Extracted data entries
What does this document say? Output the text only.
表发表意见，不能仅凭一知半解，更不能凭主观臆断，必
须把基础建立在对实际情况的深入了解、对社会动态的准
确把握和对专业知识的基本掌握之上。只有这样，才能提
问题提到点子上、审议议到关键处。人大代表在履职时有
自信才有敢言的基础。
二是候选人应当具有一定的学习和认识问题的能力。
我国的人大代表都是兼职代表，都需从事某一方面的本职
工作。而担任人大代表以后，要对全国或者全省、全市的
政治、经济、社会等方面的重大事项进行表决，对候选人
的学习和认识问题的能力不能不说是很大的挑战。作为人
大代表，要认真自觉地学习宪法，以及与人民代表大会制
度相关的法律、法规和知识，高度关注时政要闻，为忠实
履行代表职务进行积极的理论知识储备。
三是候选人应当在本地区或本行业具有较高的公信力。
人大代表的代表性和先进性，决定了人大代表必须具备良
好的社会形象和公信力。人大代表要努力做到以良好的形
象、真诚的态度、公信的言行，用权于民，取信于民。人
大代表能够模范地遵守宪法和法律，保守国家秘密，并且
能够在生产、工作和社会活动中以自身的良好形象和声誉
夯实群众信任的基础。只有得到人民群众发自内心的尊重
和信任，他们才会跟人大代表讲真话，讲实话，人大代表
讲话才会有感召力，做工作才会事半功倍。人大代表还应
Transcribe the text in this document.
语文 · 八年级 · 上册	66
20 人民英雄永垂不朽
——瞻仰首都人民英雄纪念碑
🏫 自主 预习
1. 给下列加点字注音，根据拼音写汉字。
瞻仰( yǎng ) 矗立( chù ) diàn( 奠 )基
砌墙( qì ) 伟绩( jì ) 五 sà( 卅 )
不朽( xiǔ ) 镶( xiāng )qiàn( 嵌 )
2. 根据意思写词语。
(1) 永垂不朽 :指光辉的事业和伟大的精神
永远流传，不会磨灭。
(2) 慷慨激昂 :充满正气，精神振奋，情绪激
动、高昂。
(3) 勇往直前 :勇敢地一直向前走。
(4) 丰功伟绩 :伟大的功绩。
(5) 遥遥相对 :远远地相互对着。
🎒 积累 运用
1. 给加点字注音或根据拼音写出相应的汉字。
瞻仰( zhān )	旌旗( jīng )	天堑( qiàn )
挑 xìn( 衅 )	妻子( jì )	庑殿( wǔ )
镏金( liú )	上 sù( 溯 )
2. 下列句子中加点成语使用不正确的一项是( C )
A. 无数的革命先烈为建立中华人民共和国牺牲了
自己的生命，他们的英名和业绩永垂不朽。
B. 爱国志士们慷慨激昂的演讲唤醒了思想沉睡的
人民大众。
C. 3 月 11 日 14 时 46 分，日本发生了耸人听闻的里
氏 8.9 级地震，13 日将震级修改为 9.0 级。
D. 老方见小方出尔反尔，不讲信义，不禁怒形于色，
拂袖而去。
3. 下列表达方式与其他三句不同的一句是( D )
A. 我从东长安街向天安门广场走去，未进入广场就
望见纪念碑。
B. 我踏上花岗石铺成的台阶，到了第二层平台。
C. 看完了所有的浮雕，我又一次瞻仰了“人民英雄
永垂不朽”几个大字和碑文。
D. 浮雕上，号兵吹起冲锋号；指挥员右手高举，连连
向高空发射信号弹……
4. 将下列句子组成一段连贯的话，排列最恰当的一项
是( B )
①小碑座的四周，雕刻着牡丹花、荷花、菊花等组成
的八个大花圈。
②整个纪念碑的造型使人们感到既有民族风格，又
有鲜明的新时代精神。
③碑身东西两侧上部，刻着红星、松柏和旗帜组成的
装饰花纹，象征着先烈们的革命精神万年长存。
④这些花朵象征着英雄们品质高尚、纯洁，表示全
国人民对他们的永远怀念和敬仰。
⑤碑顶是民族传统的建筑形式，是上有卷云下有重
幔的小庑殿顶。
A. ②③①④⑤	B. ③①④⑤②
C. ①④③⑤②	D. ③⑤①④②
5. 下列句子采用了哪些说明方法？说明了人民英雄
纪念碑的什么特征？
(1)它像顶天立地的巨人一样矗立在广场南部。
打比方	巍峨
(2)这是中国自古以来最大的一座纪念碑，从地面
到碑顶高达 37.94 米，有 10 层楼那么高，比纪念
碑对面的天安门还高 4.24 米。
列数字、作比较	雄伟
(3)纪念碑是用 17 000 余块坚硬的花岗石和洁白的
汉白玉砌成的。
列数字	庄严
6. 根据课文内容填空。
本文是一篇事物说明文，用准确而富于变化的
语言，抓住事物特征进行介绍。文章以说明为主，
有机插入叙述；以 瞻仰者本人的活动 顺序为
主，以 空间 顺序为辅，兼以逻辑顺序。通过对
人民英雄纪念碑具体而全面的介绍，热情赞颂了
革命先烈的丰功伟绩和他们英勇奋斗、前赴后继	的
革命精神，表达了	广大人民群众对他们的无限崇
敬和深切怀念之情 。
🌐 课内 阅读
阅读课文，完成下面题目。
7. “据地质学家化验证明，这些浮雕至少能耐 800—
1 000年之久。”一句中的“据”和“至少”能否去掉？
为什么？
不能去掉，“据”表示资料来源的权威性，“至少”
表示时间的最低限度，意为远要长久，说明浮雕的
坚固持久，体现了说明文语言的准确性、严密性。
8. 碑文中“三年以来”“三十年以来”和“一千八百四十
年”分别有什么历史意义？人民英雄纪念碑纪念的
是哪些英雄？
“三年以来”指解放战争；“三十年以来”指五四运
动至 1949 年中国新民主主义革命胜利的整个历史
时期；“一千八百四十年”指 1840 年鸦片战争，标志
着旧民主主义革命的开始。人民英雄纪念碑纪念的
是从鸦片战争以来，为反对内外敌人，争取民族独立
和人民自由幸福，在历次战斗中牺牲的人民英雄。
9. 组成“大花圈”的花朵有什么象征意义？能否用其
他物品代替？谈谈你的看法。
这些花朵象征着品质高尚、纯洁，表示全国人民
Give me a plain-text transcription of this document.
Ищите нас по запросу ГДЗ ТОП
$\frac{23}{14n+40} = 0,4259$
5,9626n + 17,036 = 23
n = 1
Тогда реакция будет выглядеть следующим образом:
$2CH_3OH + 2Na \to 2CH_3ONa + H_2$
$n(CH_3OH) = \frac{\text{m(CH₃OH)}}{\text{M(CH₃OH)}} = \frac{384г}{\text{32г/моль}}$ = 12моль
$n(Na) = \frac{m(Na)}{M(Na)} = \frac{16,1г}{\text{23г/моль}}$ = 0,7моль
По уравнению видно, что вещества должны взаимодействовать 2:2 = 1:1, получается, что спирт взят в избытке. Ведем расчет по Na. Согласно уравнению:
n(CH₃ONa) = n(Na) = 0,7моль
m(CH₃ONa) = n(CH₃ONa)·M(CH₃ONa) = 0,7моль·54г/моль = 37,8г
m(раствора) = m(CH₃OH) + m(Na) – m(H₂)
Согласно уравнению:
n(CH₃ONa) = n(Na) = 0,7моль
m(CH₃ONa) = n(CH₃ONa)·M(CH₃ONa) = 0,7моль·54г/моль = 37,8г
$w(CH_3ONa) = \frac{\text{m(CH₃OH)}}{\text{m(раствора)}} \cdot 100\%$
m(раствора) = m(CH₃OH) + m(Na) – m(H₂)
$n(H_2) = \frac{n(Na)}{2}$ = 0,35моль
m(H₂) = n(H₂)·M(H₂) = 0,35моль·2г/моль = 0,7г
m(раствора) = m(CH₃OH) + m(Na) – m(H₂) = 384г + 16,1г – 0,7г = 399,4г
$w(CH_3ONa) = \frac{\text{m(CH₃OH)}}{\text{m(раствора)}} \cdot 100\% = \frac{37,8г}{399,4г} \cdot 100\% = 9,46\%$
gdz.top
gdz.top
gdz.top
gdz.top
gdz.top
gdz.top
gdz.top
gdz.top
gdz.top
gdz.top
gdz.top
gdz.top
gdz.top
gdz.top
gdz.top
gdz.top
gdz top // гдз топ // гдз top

=== Exercise task ===
What is the number of lines in the records above that include the word "frac"? Reply with that number and nothing more.

=== Expected answer ===
6